▶ [SHORT TASK]
Give an exact copy of every line, leaving images out.

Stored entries
= = = = = = =
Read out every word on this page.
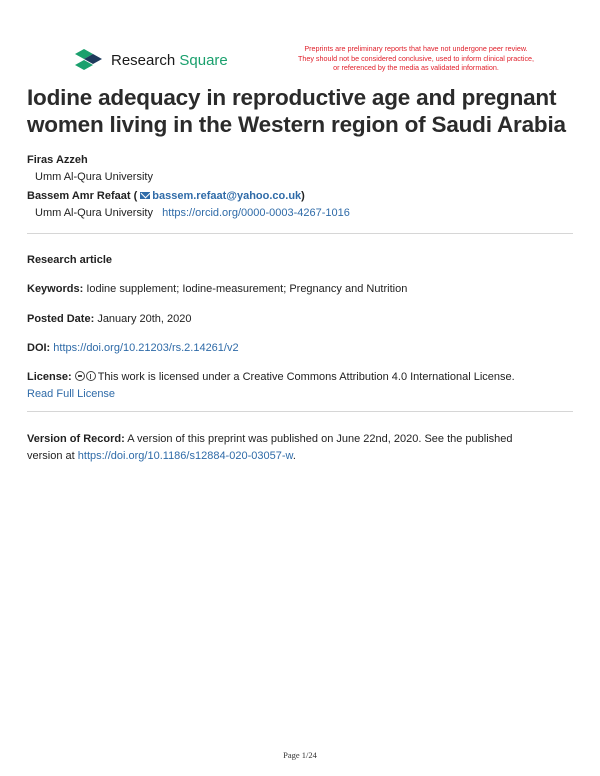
Research Square
Preprints are preliminary reports that have not undergone peer review.
They should not be considered conclusive, used to inform clinical practice,
or referenced by the media as validated information.
Iodine adequacy in reproductive age and pregnant
women living in the Western region of Saudi Arabia
Firas Azzeh
Umm Al-Qura University
Bassem Amr Refaat ( bassem.refaat@yahoo.co.uk)
Umm Al-Qura University https://orcid.org/0000-0003-4267-1016
Research article
Keywords: Iodine supplement; Iodine-measurement; Pregnancy and Nutrition
Posted Date: January 20th, 2020
DOI: https://doi.org/10.21203/rs.2.14261/v2
License: This work is licensed under a Creative Commons Attribution 4.0 International License.
Read Full License
Version of Record: A version of this preprint was published on June 22nd, 2020. See the published
version at https://doi.org/10.1186/s12884-020-03057-w.
Page 1/24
= = = = = = =
▶ [THE RESULT]
Read out every word on this page.
Research Square
Preprints are preliminary reports that have not undergone peer review.
They should not be considered conclusive, used to inform clinical practice,
or referenced by the media as validated information.
Iodine adequacy in reproductive age and pregnant
women living in the Western region of Saudi Arabia
Firas Azzeh
Umm Al-Qura University
Bassem Amr Refaat ( bassem.refaat@yahoo.co.uk)
Umm Al-Qura University https://orcid.org/0000-0003-4267-1016
Research article
Keywords: Iodine supplement; Iodine-measurement; Pregnancy and Nutrition
Posted Date: January 20th, 2020
DOI: https://doi.org/10.21203/rs.2.14261/v2
License: This work is licensed under a Creative Commons Attribution 4.0 International License.
Read Full License
Version of Record: A version of this preprint was published on June 22nd, 2020. See the published
version at https://doi.org/10.1186/s12884-020-03057-w.
Page 1/24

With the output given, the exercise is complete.